━━━ Records to process ━━━

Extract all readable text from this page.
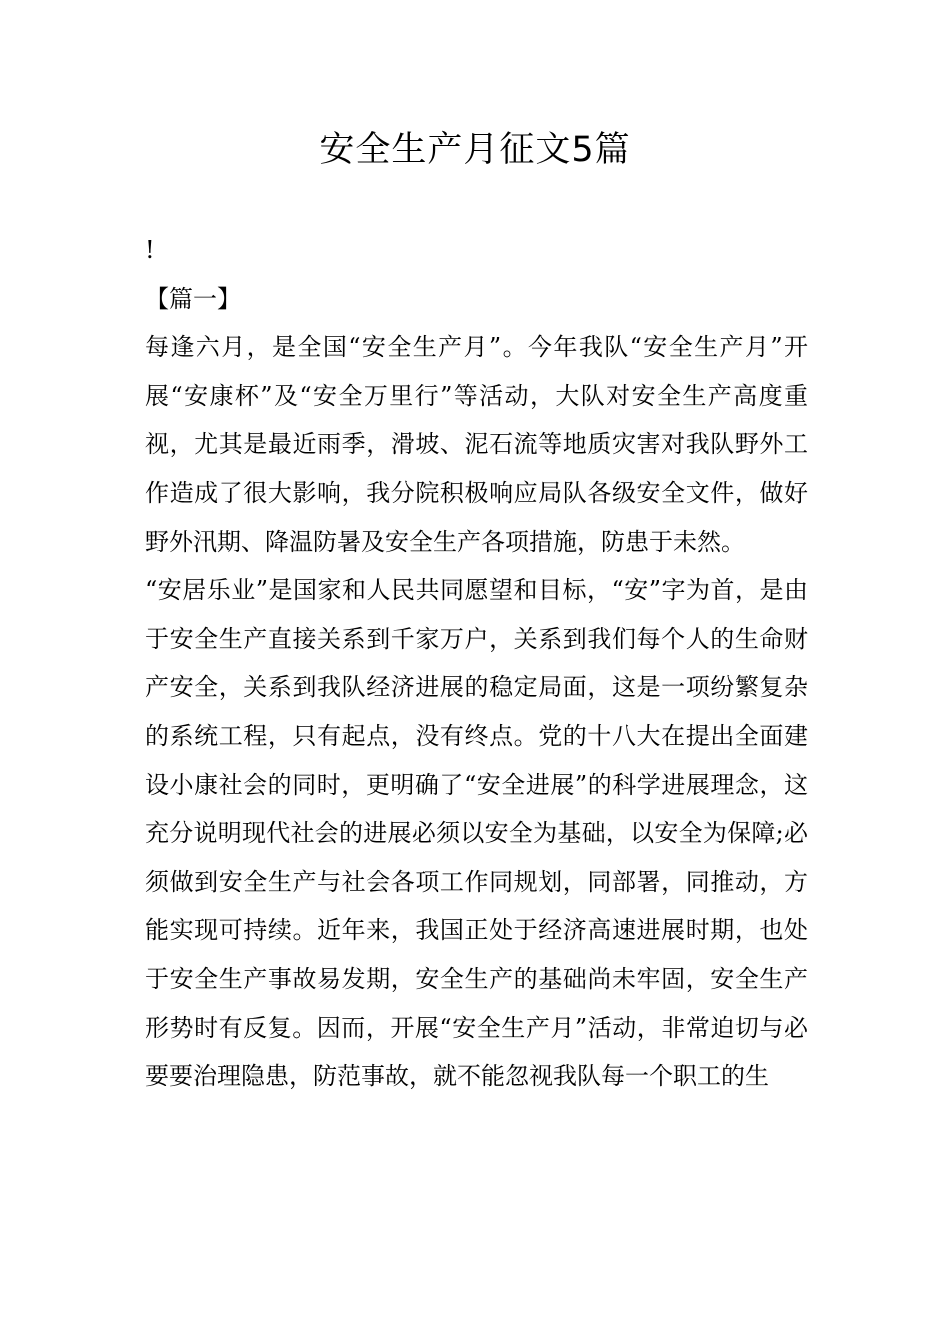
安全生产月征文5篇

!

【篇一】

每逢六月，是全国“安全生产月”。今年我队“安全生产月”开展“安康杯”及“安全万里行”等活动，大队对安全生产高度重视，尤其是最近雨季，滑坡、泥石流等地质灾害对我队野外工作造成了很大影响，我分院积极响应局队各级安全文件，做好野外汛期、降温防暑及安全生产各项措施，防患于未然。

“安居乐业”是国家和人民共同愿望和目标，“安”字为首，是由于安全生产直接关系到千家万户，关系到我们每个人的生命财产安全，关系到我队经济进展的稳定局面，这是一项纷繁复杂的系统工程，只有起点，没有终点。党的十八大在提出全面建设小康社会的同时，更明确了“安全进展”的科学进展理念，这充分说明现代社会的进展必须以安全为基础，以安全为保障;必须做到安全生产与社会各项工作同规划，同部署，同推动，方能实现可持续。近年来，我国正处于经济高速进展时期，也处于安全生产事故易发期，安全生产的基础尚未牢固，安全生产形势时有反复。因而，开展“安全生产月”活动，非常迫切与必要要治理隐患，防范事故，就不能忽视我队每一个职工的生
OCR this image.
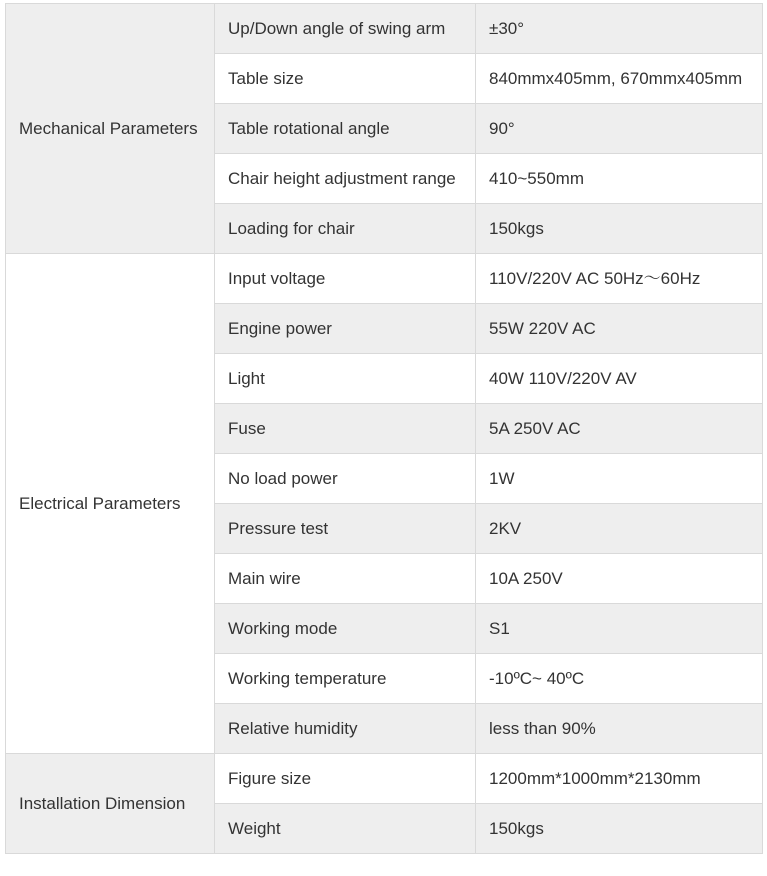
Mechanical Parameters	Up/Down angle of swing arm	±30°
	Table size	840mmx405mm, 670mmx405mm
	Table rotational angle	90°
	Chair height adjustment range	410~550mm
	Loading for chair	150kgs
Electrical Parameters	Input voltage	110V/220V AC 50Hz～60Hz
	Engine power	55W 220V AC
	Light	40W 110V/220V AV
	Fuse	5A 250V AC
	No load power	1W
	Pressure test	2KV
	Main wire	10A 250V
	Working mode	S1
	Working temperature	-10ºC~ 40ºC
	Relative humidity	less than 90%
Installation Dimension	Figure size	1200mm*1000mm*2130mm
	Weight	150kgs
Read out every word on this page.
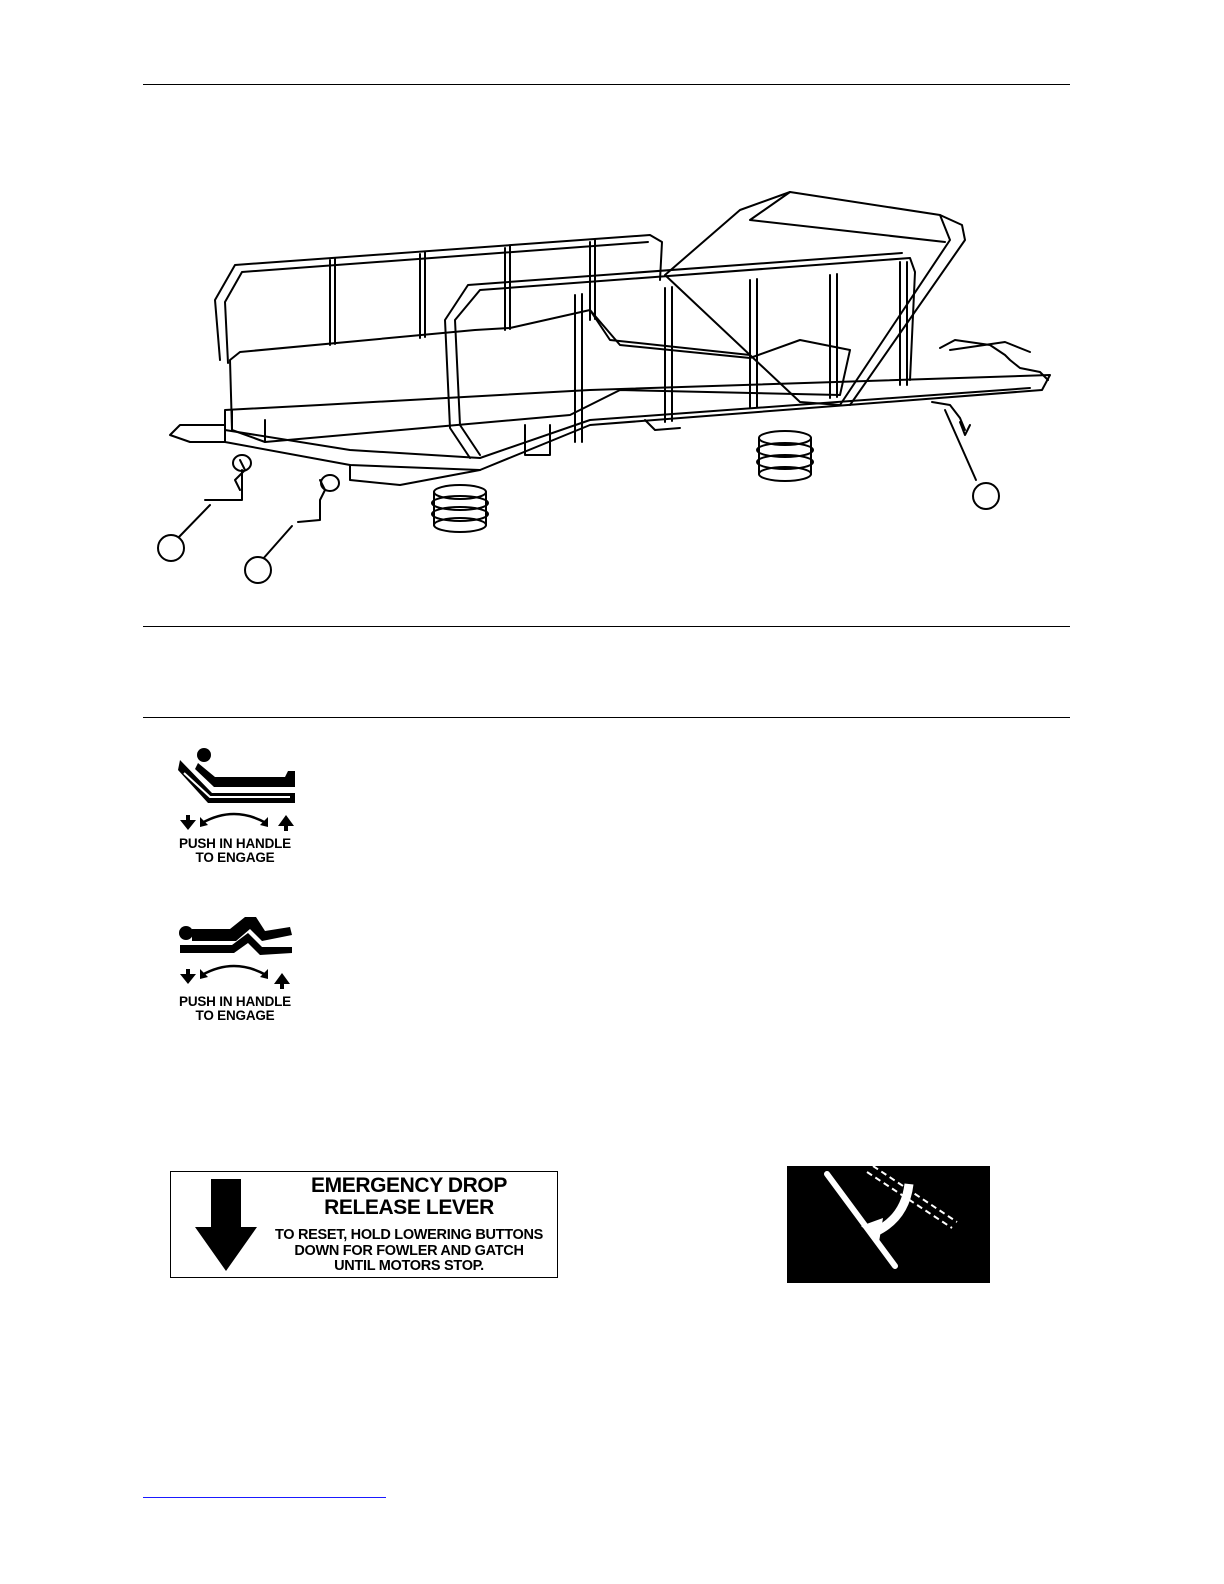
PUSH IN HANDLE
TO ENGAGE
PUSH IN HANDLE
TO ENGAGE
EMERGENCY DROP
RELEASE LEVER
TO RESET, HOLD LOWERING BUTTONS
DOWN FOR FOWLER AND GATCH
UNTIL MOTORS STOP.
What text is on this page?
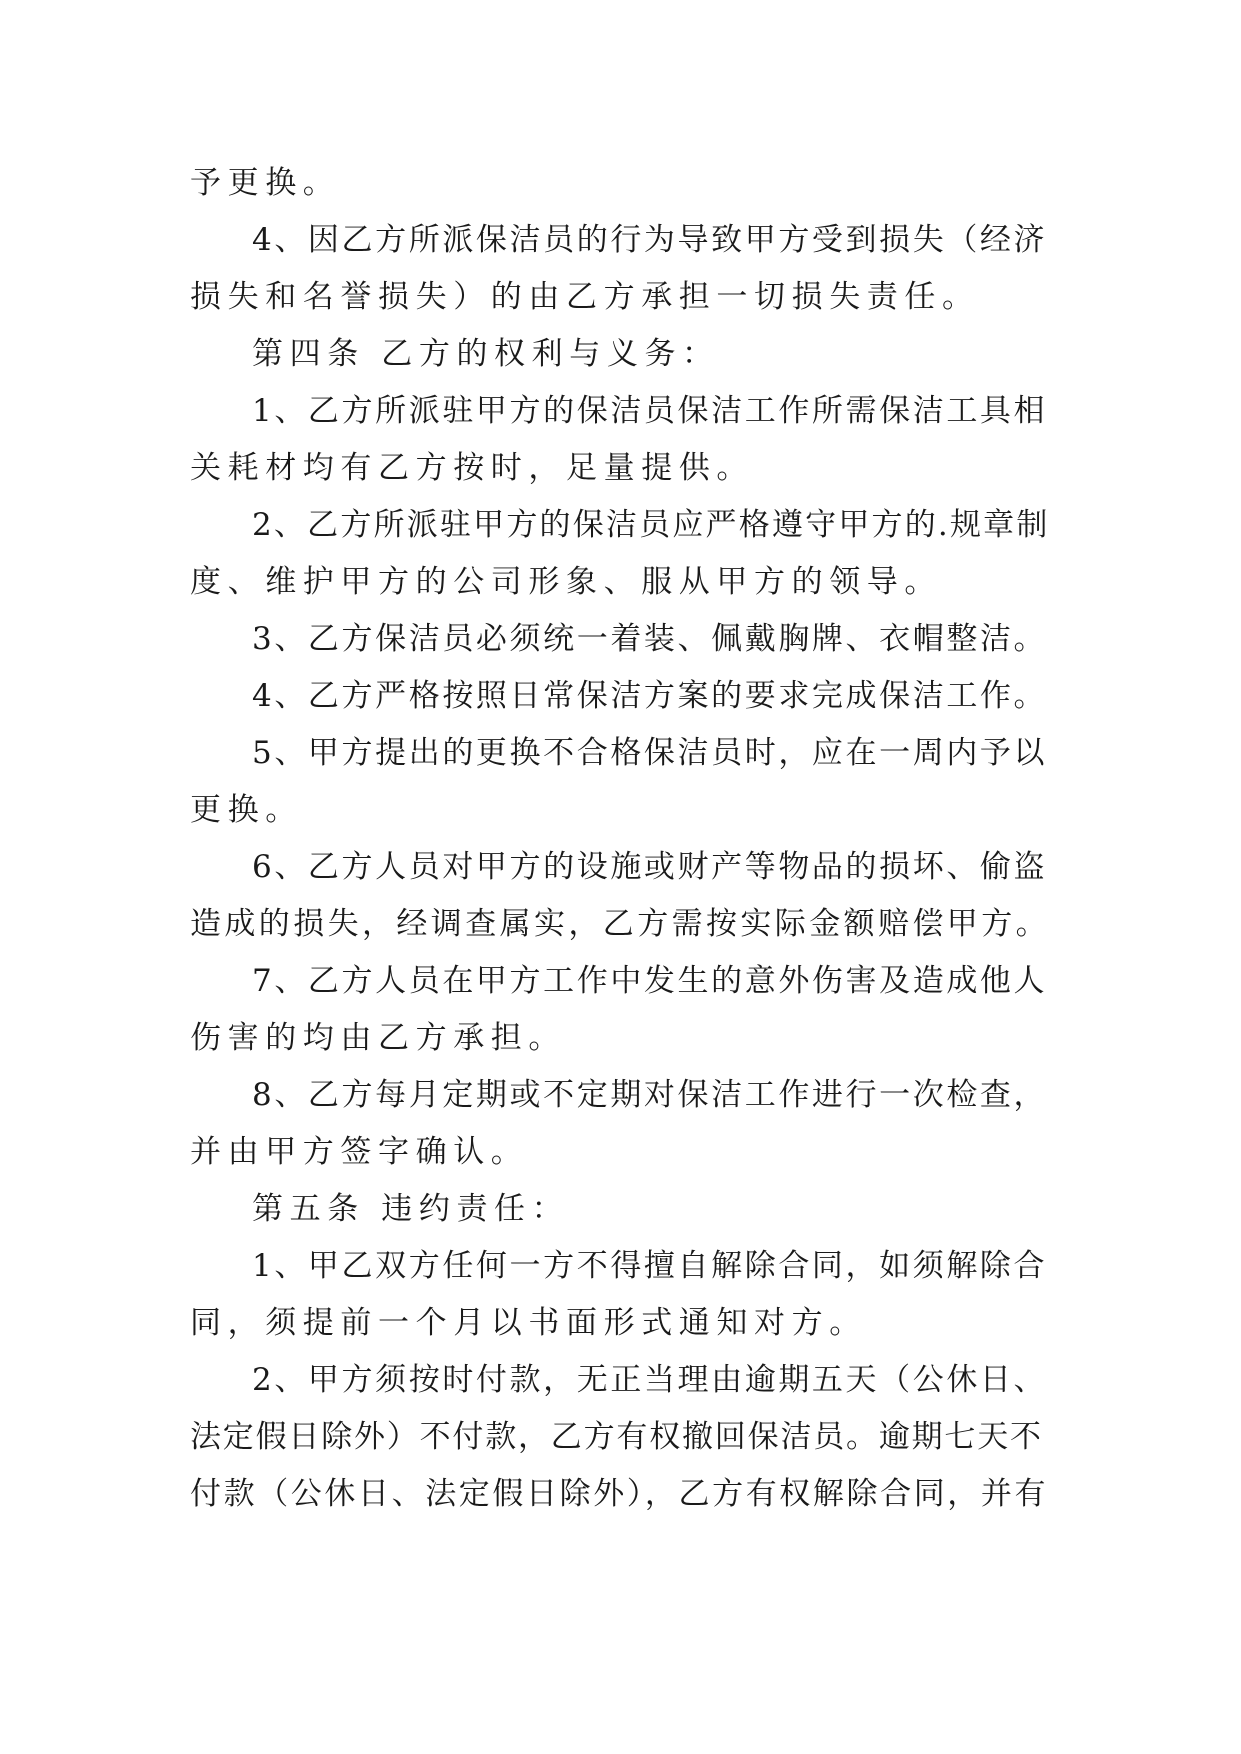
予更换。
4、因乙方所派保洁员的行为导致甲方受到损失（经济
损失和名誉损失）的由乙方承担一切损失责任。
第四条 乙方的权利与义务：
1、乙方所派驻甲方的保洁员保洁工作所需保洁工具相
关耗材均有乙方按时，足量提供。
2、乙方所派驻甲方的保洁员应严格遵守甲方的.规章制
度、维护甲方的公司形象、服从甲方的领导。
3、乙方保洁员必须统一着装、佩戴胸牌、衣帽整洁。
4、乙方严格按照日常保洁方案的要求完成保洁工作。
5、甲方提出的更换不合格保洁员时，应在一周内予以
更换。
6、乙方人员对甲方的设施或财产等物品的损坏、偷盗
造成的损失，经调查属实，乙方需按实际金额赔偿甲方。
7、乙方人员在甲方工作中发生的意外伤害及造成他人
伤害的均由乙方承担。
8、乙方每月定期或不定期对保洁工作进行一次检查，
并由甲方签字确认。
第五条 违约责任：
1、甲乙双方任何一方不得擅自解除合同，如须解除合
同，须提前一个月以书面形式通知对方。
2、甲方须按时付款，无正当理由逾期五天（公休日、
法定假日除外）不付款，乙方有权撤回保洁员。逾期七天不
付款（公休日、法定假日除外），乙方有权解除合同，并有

━━━

:: What needs to be done ::
In the records above, find the line containing "What text is on this page?". Reproduce it and every line after it through the last line, omitting pictures.

:: Solution to this task ::
What text is on this page?
予更换。
4、因乙方所派保洁员的行为导致甲方受到损失（经济
损失和名誉损失）的由乙方承担一切损失责任。
第四条 乙方的权利与义务：
1、乙方所派驻甲方的保洁员保洁工作所需保洁工具相
关耗材均有乙方按时，足量提供。
2、乙方所派驻甲方的保洁员应严格遵守甲方的.规章制
度、维护甲方的公司形象、服从甲方的领导。
3、乙方保洁员必须统一着装、佩戴胸牌、衣帽整洁。
4、乙方严格按照日常保洁方案的要求完成保洁工作。
5、甲方提出的更换不合格保洁员时，应在一周内予以
更换。
6、乙方人员对甲方的设施或财产等物品的损坏、偷盗
造成的损失，经调查属实，乙方需按实际金额赔偿甲方。
7、乙方人员在甲方工作中发生的意外伤害及造成他人
伤害的均由乙方承担。
8、乙方每月定期或不定期对保洁工作进行一次检查，
并由甲方签字确认。
第五条 违约责任：
1、甲乙双方任何一方不得擅自解除合同，如须解除合
同，须提前一个月以书面形式通知对方。
2、甲方须按时付款，无正当理由逾期五天（公休日、
法定假日除外）不付款，乙方有权撤回保洁员。逾期七天不
付款（公休日、法定假日除外），乙方有权解除合同，并有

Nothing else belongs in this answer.